# Data records
┌──

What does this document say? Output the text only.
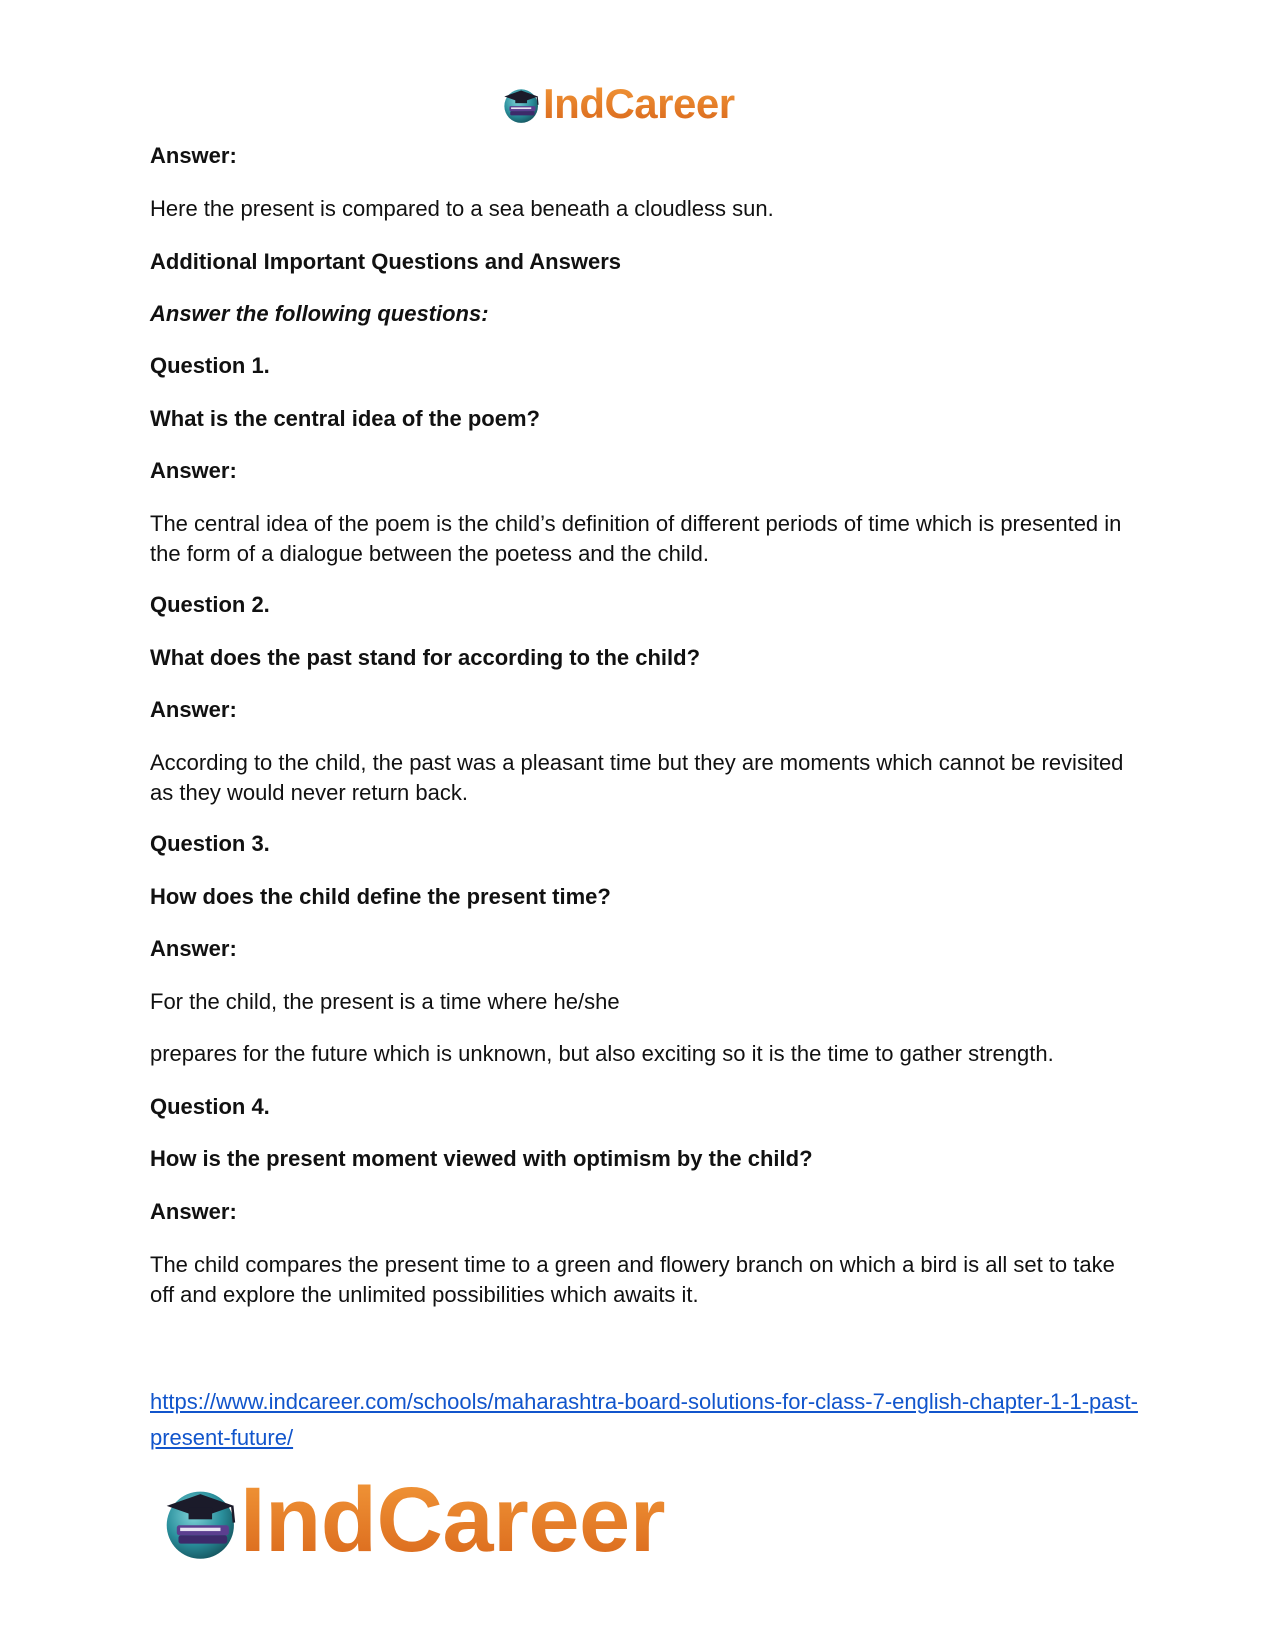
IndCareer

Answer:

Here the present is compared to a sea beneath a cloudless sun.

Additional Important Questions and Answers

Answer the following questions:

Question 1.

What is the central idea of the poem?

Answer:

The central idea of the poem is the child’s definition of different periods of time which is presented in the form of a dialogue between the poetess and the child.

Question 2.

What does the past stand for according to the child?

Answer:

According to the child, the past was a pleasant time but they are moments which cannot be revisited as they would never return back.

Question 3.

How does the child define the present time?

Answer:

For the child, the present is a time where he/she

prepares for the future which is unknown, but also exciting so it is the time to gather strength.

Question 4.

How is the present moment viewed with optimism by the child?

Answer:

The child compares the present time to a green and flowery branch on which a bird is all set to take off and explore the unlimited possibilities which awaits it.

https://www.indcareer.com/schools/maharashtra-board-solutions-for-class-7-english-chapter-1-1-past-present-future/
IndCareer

└──

# Directions
Reproduce all the records verbatim, excluding images.

# Expected answer
What does this document say? Output the text only.
IndCareer

Answer:

Here the present is compared to a sea beneath a cloudless sun.

Additional Important Questions and Answers

Answer the following questions:

Question 1.

What is the central idea of the poem?

Answer:

The central idea of the poem is the child’s definition of different periods of time which is presented in the form of a dialogue between the poetess and the child.

Question 2.

What does the past stand for according to the child?

Answer:

According to the child, the past was a pleasant time but they are moments which cannot be revisited as they would never return back.

Question 3.

How does the child define the present time?

Answer:

For the child, the present is a time where he/she

prepares for the future which is unknown, but also exciting so it is the time to gather strength.

Question 4.

How is the present moment viewed with optimism by the child?

Answer:

The child compares the present time to a green and flowery branch on which a bird is all set to take off and explore the unlimited possibilities which awaits it.

https://www.indcareer.com/schools/maharashtra-board-solutions-for-class-7-english-chapter-1-1-past-present-future/
IndCareer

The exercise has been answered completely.